==== Records for the task

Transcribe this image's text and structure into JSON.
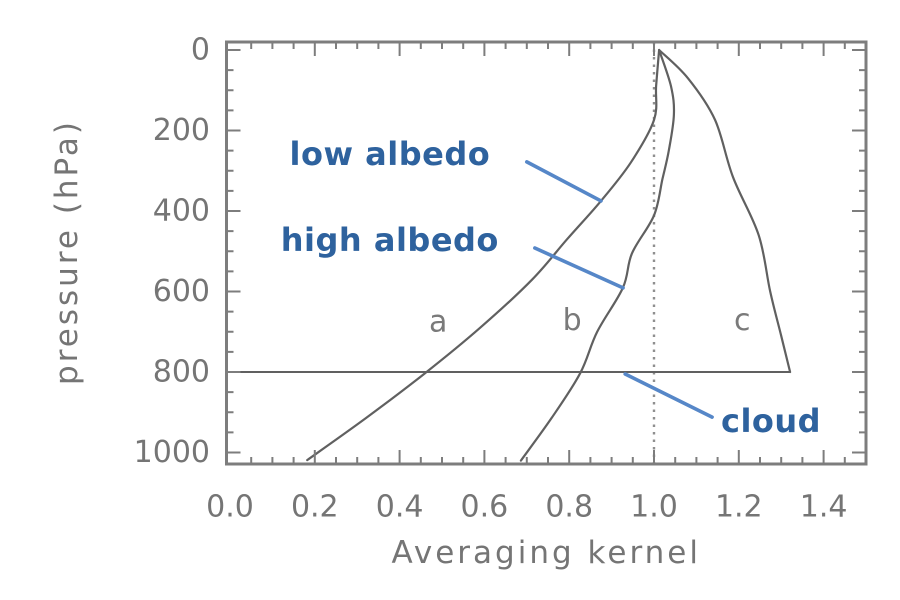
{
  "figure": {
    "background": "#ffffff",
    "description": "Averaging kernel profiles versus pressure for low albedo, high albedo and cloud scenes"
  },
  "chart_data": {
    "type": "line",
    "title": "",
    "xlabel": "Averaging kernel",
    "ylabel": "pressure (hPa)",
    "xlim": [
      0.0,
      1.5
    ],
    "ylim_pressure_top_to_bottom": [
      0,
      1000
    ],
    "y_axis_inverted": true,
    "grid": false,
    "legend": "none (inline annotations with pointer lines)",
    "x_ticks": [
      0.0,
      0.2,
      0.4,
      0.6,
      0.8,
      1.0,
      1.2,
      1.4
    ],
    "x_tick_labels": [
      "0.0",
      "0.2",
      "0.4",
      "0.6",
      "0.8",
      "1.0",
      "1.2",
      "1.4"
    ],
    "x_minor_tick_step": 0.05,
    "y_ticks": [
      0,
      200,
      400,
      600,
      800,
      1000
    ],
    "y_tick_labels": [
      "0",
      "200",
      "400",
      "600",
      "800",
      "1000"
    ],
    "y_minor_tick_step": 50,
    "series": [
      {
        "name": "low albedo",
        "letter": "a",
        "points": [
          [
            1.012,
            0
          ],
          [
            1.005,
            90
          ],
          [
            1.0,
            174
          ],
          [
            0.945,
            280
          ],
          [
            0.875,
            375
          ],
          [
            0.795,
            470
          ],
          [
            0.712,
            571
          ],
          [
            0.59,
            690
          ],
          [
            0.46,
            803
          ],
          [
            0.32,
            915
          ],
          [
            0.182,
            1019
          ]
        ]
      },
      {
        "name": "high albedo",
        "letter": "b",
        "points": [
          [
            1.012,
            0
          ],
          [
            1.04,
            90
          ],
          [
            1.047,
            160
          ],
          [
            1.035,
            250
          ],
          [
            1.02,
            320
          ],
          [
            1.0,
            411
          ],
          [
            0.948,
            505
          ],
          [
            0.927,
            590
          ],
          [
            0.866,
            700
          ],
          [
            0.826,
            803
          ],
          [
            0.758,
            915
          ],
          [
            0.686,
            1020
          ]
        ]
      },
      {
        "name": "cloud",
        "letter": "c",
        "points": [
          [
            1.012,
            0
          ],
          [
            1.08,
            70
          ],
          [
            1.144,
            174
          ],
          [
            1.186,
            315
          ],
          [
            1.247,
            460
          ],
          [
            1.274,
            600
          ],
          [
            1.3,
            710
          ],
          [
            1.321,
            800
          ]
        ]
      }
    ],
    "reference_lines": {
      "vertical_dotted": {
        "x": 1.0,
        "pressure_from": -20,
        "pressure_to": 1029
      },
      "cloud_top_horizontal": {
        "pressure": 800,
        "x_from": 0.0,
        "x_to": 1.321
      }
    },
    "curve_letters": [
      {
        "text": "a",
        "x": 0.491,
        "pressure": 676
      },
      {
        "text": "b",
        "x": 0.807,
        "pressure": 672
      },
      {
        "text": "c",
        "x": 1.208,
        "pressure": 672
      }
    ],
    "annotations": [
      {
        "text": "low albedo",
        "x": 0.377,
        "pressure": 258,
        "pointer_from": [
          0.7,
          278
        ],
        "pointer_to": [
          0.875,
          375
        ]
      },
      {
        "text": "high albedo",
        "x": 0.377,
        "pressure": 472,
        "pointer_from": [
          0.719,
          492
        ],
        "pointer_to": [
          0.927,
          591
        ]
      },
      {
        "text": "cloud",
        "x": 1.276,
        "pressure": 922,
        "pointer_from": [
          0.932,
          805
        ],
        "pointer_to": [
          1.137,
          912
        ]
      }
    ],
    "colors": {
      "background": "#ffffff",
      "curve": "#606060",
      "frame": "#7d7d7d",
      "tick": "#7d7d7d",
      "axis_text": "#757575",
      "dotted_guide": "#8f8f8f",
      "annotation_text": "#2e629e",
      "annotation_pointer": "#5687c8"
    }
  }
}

========
==== Records for the task

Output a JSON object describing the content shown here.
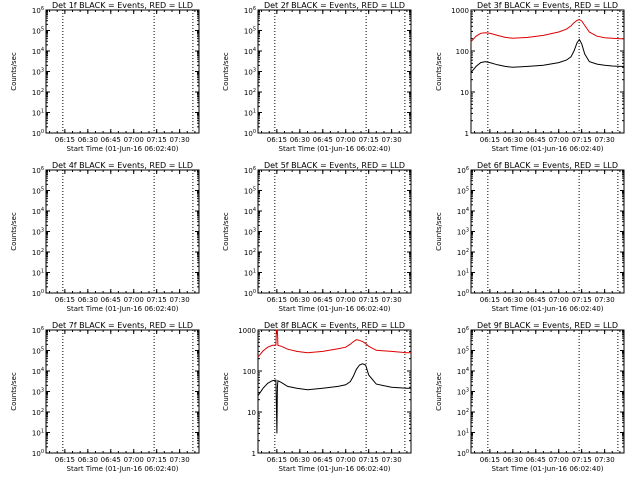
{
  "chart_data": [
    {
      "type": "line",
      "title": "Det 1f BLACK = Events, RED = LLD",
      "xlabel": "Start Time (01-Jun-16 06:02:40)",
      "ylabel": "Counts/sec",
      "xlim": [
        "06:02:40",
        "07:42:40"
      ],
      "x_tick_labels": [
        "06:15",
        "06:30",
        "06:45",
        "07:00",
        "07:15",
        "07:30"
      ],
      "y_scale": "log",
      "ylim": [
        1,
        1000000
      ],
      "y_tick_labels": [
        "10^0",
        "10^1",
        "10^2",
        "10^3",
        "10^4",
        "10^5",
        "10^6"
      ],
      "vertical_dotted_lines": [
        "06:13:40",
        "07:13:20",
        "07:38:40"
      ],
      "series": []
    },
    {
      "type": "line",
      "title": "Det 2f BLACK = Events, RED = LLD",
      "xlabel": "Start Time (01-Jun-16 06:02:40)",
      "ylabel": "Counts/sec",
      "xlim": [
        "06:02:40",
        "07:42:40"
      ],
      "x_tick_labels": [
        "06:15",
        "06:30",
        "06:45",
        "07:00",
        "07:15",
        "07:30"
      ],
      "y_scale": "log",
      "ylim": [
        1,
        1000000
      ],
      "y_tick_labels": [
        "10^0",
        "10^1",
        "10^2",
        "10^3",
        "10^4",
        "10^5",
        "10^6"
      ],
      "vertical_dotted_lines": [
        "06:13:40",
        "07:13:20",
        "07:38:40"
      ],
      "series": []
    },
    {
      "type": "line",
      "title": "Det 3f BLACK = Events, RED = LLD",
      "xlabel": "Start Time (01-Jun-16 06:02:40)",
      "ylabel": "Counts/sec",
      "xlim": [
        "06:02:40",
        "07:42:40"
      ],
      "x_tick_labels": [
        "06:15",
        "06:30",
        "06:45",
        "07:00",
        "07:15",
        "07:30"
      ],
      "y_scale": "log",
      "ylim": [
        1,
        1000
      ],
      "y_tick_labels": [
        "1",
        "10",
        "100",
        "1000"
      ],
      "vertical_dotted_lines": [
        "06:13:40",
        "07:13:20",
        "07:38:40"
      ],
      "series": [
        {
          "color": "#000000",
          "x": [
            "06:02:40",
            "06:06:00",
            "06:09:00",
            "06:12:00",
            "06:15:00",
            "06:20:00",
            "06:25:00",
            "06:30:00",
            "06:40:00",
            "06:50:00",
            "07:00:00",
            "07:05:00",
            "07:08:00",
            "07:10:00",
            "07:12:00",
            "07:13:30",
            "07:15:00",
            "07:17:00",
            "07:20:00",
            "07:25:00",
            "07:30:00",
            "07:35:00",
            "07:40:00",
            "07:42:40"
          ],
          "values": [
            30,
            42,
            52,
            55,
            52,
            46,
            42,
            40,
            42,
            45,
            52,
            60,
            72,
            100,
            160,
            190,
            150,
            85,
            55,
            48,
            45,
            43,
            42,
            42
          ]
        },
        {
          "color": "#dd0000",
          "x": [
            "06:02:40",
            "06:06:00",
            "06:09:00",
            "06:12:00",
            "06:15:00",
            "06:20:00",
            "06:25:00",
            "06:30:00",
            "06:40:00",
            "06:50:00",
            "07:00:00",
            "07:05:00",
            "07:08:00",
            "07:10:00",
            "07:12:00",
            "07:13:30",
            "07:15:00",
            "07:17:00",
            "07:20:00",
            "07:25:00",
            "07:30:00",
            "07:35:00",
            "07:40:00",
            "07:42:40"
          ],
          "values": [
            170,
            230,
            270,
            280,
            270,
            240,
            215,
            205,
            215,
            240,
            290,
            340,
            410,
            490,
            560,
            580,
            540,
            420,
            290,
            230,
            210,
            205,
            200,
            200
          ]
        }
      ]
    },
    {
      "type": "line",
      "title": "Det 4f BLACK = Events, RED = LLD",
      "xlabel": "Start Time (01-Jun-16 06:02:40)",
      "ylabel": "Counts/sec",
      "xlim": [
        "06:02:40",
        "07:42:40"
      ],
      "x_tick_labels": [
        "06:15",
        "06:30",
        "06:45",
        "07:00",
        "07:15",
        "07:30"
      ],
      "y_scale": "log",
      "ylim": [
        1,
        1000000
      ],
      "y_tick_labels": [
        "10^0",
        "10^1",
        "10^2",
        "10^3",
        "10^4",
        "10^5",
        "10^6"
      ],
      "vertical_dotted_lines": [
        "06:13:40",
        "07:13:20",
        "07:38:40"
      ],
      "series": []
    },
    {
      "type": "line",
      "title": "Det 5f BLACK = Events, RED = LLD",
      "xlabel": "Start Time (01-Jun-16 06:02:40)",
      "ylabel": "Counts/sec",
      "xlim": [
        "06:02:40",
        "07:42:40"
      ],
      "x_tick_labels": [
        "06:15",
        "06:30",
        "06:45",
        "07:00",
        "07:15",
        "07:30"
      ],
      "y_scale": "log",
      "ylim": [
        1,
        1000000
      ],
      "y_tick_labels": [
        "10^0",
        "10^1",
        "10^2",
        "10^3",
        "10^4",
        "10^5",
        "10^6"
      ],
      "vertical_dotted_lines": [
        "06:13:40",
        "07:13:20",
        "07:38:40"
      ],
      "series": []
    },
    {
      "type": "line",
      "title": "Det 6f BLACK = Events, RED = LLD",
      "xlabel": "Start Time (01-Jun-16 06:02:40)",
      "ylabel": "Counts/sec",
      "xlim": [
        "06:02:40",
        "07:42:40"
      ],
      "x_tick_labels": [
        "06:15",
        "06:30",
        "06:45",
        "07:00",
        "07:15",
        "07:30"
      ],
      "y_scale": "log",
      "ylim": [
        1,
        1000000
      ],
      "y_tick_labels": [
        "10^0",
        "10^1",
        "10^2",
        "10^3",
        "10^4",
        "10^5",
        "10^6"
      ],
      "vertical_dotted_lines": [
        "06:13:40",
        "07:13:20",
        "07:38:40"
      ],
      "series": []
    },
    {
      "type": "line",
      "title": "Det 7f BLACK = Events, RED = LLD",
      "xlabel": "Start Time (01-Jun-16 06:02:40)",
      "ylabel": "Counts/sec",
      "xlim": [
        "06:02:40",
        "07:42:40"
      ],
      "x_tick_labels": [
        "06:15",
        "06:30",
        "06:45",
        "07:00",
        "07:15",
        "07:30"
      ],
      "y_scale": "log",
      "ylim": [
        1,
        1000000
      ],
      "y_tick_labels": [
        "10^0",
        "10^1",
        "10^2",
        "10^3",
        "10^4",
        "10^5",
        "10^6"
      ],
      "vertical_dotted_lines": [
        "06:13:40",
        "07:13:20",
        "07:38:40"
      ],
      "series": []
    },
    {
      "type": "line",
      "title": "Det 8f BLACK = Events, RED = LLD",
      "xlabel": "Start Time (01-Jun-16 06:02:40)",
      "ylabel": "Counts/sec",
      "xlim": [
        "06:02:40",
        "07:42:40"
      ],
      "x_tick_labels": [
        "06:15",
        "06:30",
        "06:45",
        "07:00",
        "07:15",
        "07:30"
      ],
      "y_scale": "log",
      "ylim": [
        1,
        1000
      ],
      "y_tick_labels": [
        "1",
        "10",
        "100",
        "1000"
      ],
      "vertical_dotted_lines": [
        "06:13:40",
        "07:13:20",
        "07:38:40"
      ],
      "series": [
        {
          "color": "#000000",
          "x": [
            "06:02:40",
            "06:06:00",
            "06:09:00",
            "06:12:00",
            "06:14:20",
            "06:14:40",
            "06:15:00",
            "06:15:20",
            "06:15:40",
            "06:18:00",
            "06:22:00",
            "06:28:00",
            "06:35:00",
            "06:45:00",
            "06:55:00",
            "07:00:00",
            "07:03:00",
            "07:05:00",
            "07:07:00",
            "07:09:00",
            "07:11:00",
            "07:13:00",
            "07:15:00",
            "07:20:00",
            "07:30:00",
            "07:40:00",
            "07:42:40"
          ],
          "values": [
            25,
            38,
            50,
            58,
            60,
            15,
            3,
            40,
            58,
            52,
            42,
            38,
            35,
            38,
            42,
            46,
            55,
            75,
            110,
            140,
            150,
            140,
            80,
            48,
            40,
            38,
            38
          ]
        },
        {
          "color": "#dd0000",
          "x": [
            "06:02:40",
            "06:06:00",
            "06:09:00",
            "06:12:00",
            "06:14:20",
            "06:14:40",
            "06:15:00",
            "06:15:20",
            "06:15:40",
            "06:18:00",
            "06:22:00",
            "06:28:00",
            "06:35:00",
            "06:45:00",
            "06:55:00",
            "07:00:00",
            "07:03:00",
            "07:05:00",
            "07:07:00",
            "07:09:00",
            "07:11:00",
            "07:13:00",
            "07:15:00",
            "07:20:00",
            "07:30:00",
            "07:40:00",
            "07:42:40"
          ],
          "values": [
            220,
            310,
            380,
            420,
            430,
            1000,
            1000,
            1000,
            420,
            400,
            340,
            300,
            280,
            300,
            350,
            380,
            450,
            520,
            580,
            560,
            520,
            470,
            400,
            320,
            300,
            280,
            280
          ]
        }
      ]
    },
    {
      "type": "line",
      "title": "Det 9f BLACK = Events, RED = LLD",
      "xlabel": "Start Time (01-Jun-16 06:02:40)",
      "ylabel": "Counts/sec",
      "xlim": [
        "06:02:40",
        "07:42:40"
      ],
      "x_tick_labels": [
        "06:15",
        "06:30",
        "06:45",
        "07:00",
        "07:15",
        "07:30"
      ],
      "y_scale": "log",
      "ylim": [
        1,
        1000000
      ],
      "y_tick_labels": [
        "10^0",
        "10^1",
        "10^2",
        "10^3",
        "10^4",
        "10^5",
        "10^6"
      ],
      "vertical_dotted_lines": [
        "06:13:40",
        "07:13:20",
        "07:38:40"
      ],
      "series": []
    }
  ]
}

========
==== Records for the task

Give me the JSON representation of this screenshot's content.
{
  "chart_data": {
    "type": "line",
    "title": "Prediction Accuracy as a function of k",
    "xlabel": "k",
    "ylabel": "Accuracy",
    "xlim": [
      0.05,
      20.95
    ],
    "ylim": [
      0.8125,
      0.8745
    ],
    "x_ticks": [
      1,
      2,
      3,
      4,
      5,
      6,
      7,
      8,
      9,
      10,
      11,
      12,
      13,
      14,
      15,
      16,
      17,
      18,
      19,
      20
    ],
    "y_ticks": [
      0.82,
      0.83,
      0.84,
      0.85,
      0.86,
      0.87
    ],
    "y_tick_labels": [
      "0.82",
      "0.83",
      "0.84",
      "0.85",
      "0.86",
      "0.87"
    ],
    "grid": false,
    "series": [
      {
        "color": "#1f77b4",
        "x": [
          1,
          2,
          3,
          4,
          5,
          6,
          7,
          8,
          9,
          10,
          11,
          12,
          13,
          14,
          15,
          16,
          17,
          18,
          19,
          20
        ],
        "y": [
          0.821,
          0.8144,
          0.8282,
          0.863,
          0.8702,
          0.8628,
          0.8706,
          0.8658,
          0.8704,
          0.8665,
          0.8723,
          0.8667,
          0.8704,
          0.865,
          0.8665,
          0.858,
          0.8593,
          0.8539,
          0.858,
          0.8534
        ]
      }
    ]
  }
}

========

**Task**
Copy down every line of the entries containing the word "albedo".

**Exercise response**
    "description": "Averaging kernel profiles versus pressure for low albedo, high albedo and cloud scenes"
        "name": "low albedo",
        "name": "high albedo",
        "text": "low albedo",
        "text": "high albedo",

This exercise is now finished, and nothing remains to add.